• _EXERCISE GOAL_: Reproduce the listing exactly, with no pictures in your copy.
**** RECORDS FOR THIS TASK ****
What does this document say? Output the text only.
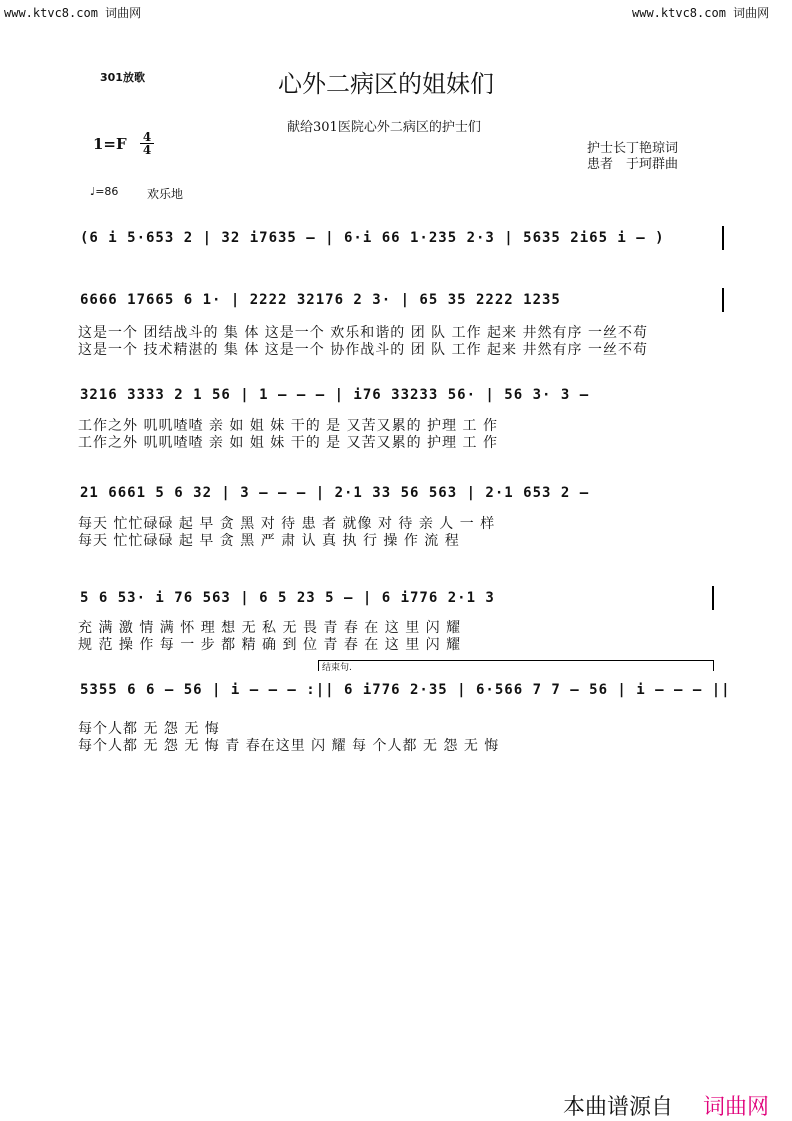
www.ktvc8.com 词曲网	www.ktvc8.com 词曲网
301放歌	心外二病区的姐妹们
献给301医院心外二病区的护士们
1=F 4
4	护士长丁艳琼词
患者　于珂群曲
♩=86 欢乐地
(6 i 5·653 2 | 32 i7635 – | 6·i 66 1·235 2·3 | 5635 2i65 i – )
6666 17665 6 1· | 2222 32176 2 3· | 65 35 2222 1235
这是一个 团结战斗的 集 体 这是一个 欢乐和谐的 团 队 工作 起来 井然有序 一丝不苟
这是一个 技术精湛的 集 体 这是一个 协作战斗的 团 队 工作 起来 井然有序 一丝不苟
3216 3333 2 1 56 | 1 – – – | i76 33233 56· | 56 3· 3 –
工作之外 叽叽喳喳 亲 如 姐 妹 干的 是 又苦又累的 护理 工 作
工作之外 叽叽喳喳 亲 如 姐 妹 干的 是 又苦又累的 护理 工 作
21 6661 5 6 32 | 3 – – – | 2·1 33 56 563 | 2·1 653 2 –
每天 忙忙碌碌 起 早 贪 黑 对 待 患 者 就像 对 待 亲 人 一 样
每天 忙忙碌碌 起 早 贪 黑 严 肃 认 真 执 行 操 作 流 程
5 6 53· i 76 563 | 6 5 23 5 – | 6 i776 2·1 3
充 满 激 情 满 怀 理 想 无 私 无 畏 青 春 在 这 里 闪 耀
规 范 操 作 每 一 步 都 精 确 到 位 青 春 在 这 里 闪 耀
结束句.
5355 6 6 – 56 | i – – – :|| 6 i776 2·35 | 6·566 7 7 – 56 | i – – – ||
每个人都 无 怨 无 悔
每个人都 无 怨 无 悔 青 春在这里 闪 耀 每 个人都 无 怨 无 悔
本曲谱源自 词曲网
****
• _ANSWER TO THIS PROBLEM_:
What does this document say? Output the text only.
www.ktvc8.com 词曲网	www.ktvc8.com 词曲网
301放歌	心外二病区的姐妹们
献给301医院心外二病区的护士们
1=F 4
4	护士长丁艳琼词
患者　于珂群曲
♩=86 欢乐地
(6 i 5·653 2 | 32 i7635 – | 6·i 66 1·235 2·3 | 5635 2i65 i – )
6666 17665 6 1· | 2222 32176 2 3· | 65 35 2222 1235
这是一个 团结战斗的 集 体 这是一个 欢乐和谐的 团 队 工作 起来 井然有序 一丝不苟
这是一个 技术精湛的 集 体 这是一个 协作战斗的 团 队 工作 起来 井然有序 一丝不苟
3216 3333 2 1 56 | 1 – – – | i76 33233 56· | 56 3· 3 –
工作之外 叽叽喳喳 亲 如 姐 妹 干的 是 又苦又累的 护理 工 作
工作之外 叽叽喳喳 亲 如 姐 妹 干的 是 又苦又累的 护理 工 作
21 6661 5 6 32 | 3 – – – | 2·1 33 56 563 | 2·1 653 2 –
每天 忙忙碌碌 起 早 贪 黑 对 待 患 者 就像 对 待 亲 人 一 样
每天 忙忙碌碌 起 早 贪 黑 严 肃 认 真 执 行 操 作 流 程
5 6 53· i 76 563 | 6 5 23 5 – | 6 i776 2·1 3
充 满 激 情 满 怀 理 想 无 私 无 畏 青 春 在 这 里 闪 耀
规 范 操 作 每 一 步 都 精 确 到 位 青 春 在 这 里 闪 耀
结束句.
5355 6 6 – 56 | i – – – :|| 6 i776 2·35 | 6·566 7 7 – 56 | i – – – ||
每个人都 无 怨 无 悔
每个人都 无 怨 无 悔 青 春在这里 闪 耀 每 个人都 无 怨 无 悔
本曲谱源自 词曲网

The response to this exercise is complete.